Brief:
Output each line exactly as it appears, skipping any embedded picture.

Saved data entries
------
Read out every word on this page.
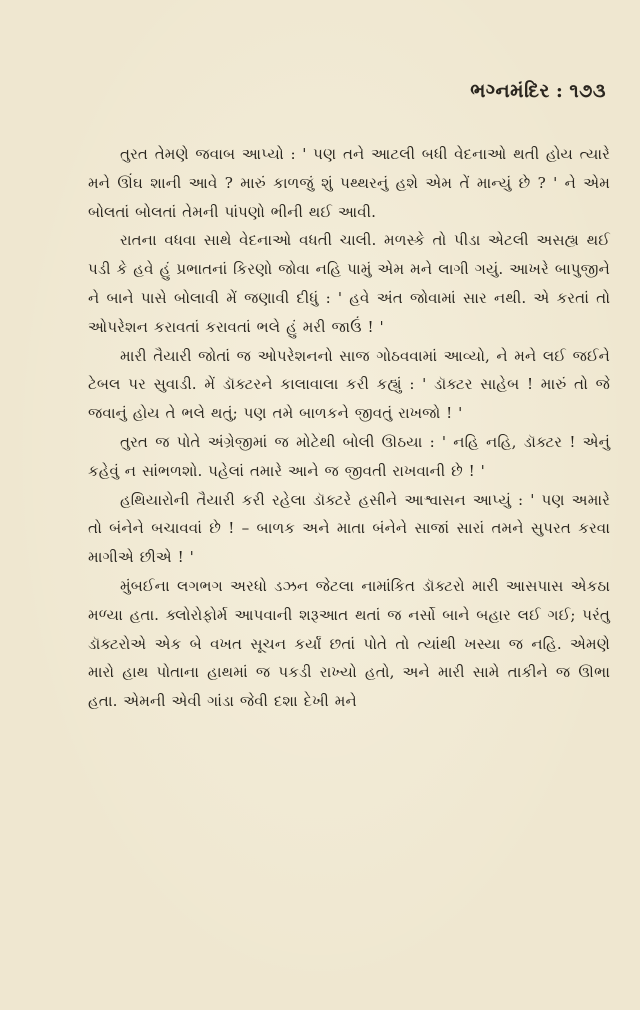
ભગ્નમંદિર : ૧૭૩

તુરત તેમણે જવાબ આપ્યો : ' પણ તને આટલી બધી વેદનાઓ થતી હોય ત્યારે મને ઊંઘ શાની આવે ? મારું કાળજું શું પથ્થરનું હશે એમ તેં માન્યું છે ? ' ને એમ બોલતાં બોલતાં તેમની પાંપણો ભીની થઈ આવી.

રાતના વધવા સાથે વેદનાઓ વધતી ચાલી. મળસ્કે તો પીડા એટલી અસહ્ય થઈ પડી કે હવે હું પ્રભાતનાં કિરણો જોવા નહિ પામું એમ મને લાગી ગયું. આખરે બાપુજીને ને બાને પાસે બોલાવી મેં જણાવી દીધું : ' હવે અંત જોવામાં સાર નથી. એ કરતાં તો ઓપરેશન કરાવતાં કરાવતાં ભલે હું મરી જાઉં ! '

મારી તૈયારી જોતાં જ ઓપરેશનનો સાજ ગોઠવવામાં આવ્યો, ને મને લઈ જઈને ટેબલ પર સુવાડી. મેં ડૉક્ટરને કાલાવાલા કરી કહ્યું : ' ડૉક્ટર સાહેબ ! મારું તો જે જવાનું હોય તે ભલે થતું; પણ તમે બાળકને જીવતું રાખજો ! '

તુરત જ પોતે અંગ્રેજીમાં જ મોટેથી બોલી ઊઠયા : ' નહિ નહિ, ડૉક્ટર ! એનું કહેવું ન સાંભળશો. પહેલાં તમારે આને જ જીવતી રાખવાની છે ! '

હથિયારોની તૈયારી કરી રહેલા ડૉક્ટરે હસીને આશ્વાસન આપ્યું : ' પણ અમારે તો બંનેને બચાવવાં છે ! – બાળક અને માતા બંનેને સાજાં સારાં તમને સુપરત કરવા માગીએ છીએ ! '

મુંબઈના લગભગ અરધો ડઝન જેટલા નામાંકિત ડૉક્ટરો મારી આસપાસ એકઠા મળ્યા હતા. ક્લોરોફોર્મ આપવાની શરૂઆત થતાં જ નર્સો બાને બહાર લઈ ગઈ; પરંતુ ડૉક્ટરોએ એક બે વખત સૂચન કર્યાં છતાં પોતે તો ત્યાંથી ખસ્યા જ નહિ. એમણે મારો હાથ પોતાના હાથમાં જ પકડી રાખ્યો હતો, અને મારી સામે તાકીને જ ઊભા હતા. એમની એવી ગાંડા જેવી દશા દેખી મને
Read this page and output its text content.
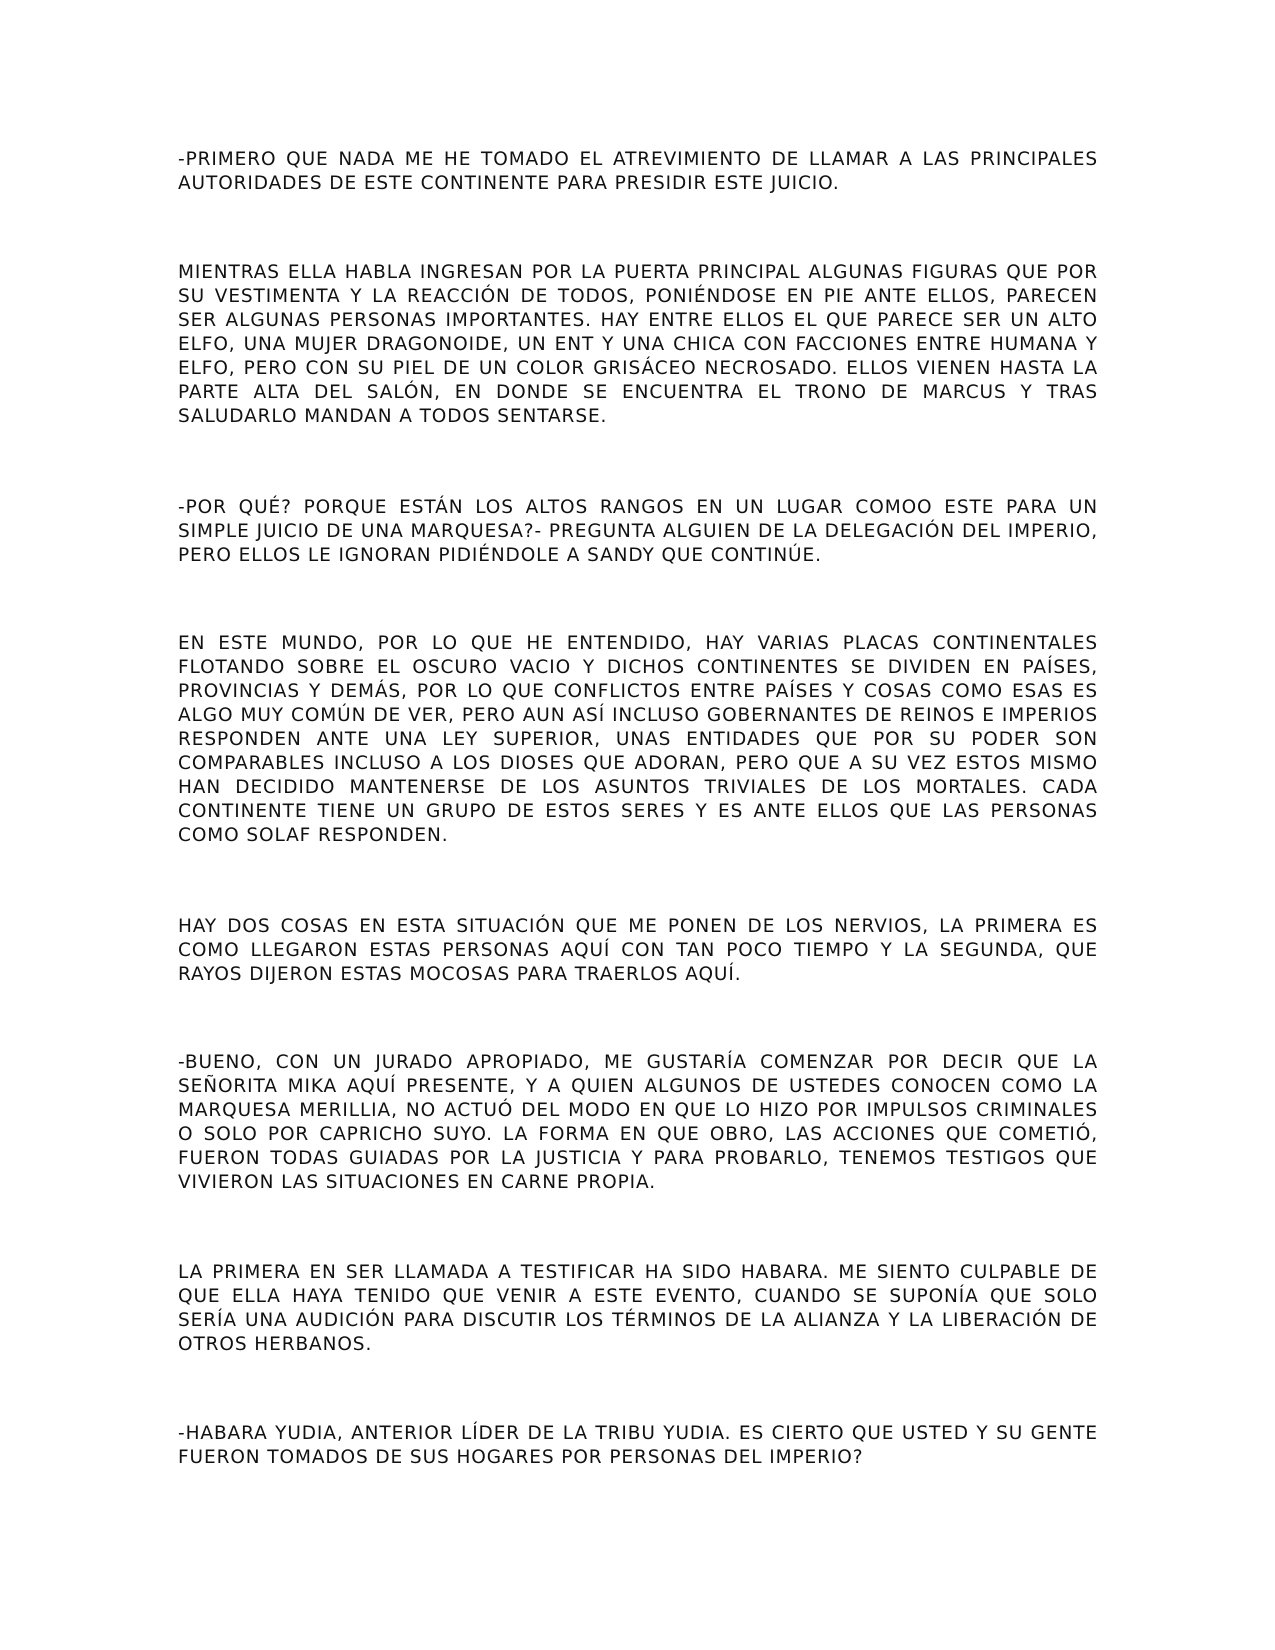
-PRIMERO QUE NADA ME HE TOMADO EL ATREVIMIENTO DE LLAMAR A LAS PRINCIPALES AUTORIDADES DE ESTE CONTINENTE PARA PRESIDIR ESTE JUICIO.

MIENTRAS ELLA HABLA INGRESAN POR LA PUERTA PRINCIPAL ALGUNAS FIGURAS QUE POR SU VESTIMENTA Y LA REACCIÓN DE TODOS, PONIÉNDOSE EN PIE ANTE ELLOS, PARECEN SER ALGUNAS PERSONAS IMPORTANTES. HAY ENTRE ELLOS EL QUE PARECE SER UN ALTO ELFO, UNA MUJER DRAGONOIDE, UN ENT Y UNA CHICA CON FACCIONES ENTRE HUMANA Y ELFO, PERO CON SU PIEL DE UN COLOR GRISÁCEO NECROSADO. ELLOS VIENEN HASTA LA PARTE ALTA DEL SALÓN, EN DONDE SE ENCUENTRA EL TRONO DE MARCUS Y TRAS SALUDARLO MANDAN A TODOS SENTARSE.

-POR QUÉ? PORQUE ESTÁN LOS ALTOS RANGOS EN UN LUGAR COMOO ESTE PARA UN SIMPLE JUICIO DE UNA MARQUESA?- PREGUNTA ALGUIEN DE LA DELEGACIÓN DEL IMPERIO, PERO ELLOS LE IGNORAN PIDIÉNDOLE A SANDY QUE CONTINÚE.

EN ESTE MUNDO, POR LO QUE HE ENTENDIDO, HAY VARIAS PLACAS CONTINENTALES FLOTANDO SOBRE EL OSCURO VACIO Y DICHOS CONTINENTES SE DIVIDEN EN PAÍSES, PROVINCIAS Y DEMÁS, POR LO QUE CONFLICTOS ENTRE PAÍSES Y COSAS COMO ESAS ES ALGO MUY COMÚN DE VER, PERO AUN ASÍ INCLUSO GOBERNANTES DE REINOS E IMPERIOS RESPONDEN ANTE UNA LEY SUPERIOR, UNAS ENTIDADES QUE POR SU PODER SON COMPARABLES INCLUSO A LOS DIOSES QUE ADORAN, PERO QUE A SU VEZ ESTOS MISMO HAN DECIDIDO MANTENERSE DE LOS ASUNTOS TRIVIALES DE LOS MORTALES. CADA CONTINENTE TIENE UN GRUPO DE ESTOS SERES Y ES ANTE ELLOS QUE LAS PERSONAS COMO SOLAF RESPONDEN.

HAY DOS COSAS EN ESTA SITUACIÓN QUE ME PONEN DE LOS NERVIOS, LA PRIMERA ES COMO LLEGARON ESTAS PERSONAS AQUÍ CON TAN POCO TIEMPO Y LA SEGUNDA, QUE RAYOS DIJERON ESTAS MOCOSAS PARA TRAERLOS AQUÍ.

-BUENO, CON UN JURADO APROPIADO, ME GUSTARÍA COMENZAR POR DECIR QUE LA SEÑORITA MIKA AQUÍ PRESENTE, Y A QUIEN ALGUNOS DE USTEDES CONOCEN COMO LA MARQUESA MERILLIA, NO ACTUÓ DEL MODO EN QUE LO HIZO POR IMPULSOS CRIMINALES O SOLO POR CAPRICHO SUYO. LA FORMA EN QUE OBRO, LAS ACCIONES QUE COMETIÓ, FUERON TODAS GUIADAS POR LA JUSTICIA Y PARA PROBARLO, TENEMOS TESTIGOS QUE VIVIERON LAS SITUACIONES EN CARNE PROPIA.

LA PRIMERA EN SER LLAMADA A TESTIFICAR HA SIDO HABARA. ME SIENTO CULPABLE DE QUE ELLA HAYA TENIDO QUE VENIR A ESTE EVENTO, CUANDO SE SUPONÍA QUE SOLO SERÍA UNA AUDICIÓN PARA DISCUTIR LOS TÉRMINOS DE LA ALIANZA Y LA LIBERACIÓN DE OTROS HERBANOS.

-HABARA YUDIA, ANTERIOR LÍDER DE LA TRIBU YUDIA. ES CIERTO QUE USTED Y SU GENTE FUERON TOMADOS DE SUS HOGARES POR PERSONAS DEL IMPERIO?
------
Exercise solution:
Read out every word on this page.
ભગ્નમંદિર : ૧૭૩

તુરત તેમણે જવાબ આપ્યો : ' પણ તને આટલી બધી વેદનાઓ થતી હોય ત્યારે મને ઊંઘ શાની આવે ? મારું કાળજું શું પથ્થરનું હશે એમ તેં માન્યું છે ? ' ને એમ બોલતાં બોલતાં તેમની પાંપણો ભીની થઈ આવી.

રાતના વધવા સાથે વેદનાઓ વધતી ચાલી. મળસ્કે તો પીડા એટલી અસહ્ય થઈ પડી કે હવે હું પ્રભાતનાં કિરણો જોવા નહિ પામું એમ મને લાગી ગયું. આખરે બાપુજીને ને બાને પાસે બોલાવી મેં જણાવી દીધું : ' હવે અંત જોવામાં સાર નથી. એ કરતાં તો ઓપરેશન કરાવતાં કરાવતાં ભલે હું મરી જાઉં ! '

મારી તૈયારી જોતાં જ ઓપરેશનનો સાજ ગોઠવવામાં આવ્યો, ને મને લઈ જઈને ટેબલ પર સુવાડી. મેં ડૉક્ટરને કાલાવાલા કરી કહ્યું : ' ડૉક્ટર સાહેબ ! મારું તો જે જવાનું હોય તે ભલે થતું; પણ તમે બાળકને જીવતું રાખજો ! '

તુરત જ પોતે અંગ્રેજીમાં જ મોટેથી બોલી ઊઠયા : ' નહિ નહિ, ડૉક્ટર ! એનું કહેવું ન સાંભળશો. પહેલાં તમારે આને જ જીવતી રાખવાની છે ! '

હથિયારોની તૈયારી કરી રહેલા ડૉક્ટરે હસીને આશ્વાસન આપ્યું : ' પણ અમારે તો બંનેને બચાવવાં છે ! – બાળક અને માતા બંનેને સાજાં સારાં તમને સુપરત કરવા માગીએ છીએ ! '

મુંબઈના લગભગ અરધો ડઝન જેટલા નામાંકિત ડૉક્ટરો મારી આસપાસ એકઠા મળ્યા હતા. ક્લોરોફોર્મ આપવાની શરૂઆત થતાં જ નર્સો બાને બહાર લઈ ગઈ; પરંતુ ડૉક્ટરોએ એક બે વખત સૂચન કર્યાં છતાં પોતે તો ત્યાંથી ખસ્યા જ નહિ. એમણે મારો હાથ પોતાના હાથમાં જ પકડી રાખ્યો હતો, અને મારી સામે તાકીને જ ઊભા હતા. એમની એવી ગાંડા જેવી દશા દેખી મને
Read this page and output its text content.
-PRIMERO QUE NADA ME HE TOMADO EL ATREVIMIENTO DE LLAMAR A LAS PRINCIPALES AUTORIDADES DE ESTE CONTINENTE PARA PRESIDIR ESTE JUICIO.

MIENTRAS ELLA HABLA INGRESAN POR LA PUERTA PRINCIPAL ALGUNAS FIGURAS QUE POR SU VESTIMENTA Y LA REACCIÓN DE TODOS, PONIÉNDOSE EN PIE ANTE ELLOS, PARECEN SER ALGUNAS PERSONAS IMPORTANTES. HAY ENTRE ELLOS EL QUE PARECE SER UN ALTO ELFO, UNA MUJER DRAGONOIDE, UN ENT Y UNA CHICA CON FACCIONES ENTRE HUMANA Y ELFO, PERO CON SU PIEL DE UN COLOR GRISÁCEO NECROSADO. ELLOS VIENEN HASTA LA PARTE ALTA DEL SALÓN, EN DONDE SE ENCUENTRA EL TRONO DE MARCUS Y TRAS SALUDARLO MANDAN A TODOS SENTARSE.

-POR QUÉ? PORQUE ESTÁN LOS ALTOS RANGOS EN UN LUGAR COMOO ESTE PARA UN SIMPLE JUICIO DE UNA MARQUESA?- PREGUNTA ALGUIEN DE LA DELEGACIÓN DEL IMPERIO, PERO ELLOS LE IGNORAN PIDIÉNDOLE A SANDY QUE CONTINÚE.

EN ESTE MUNDO, POR LO QUE HE ENTENDIDO, HAY VARIAS PLACAS CONTINENTALES FLOTANDO SOBRE EL OSCURO VACIO Y DICHOS CONTINENTES SE DIVIDEN EN PAÍSES, PROVINCIAS Y DEMÁS, POR LO QUE CONFLICTOS ENTRE PAÍSES Y COSAS COMO ESAS ES ALGO MUY COMÚN DE VER, PERO AUN ASÍ INCLUSO GOBERNANTES DE REINOS E IMPERIOS RESPONDEN ANTE UNA LEY SUPERIOR, UNAS ENTIDADES QUE POR SU PODER SON COMPARABLES INCLUSO A LOS DIOSES QUE ADORAN, PERO QUE A SU VEZ ESTOS MISMO HAN DECIDIDO MANTENERSE DE LOS ASUNTOS TRIVIALES DE LOS MORTALES. CADA CONTINENTE TIENE UN GRUPO DE ESTOS SERES Y ES ANTE ELLOS QUE LAS PERSONAS COMO SOLAF RESPONDEN.

HAY DOS COSAS EN ESTA SITUACIÓN QUE ME PONEN DE LOS NERVIOS, LA PRIMERA ES COMO LLEGARON ESTAS PERSONAS AQUÍ CON TAN POCO TIEMPO Y LA SEGUNDA, QUE RAYOS DIJERON ESTAS MOCOSAS PARA TRAERLOS AQUÍ.

-BUENO, CON UN JURADO APROPIADO, ME GUSTARÍA COMENZAR POR DECIR QUE LA SEÑORITA MIKA AQUÍ PRESENTE, Y A QUIEN ALGUNOS DE USTEDES CONOCEN COMO LA MARQUESA MERILLIA, NO ACTUÓ DEL MODO EN QUE LO HIZO POR IMPULSOS CRIMINALES O SOLO POR CAPRICHO SUYO. LA FORMA EN QUE OBRO, LAS ACCIONES QUE COMETIÓ, FUERON TODAS GUIADAS POR LA JUSTICIA Y PARA PROBARLO, TENEMOS TESTIGOS QUE VIVIERON LAS SITUACIONES EN CARNE PROPIA.

LA PRIMERA EN SER LLAMADA A TESTIFICAR HA SIDO HABARA. ME SIENTO CULPABLE DE QUE ELLA HAYA TENIDO QUE VENIR A ESTE EVENTO, CUANDO SE SUPONÍA QUE SOLO SERÍA UNA AUDICIÓN PARA DISCUTIR LOS TÉRMINOS DE LA ALIANZA Y LA LIBERACIÓN DE OTROS HERBANOS.

-HABARA YUDIA, ANTERIOR LÍDER DE LA TRIBU YUDIA. ES CIERTO QUE USTED Y SU GENTE FUERON TOMADOS DE SUS HOGARES POR PERSONAS DEL IMPERIO?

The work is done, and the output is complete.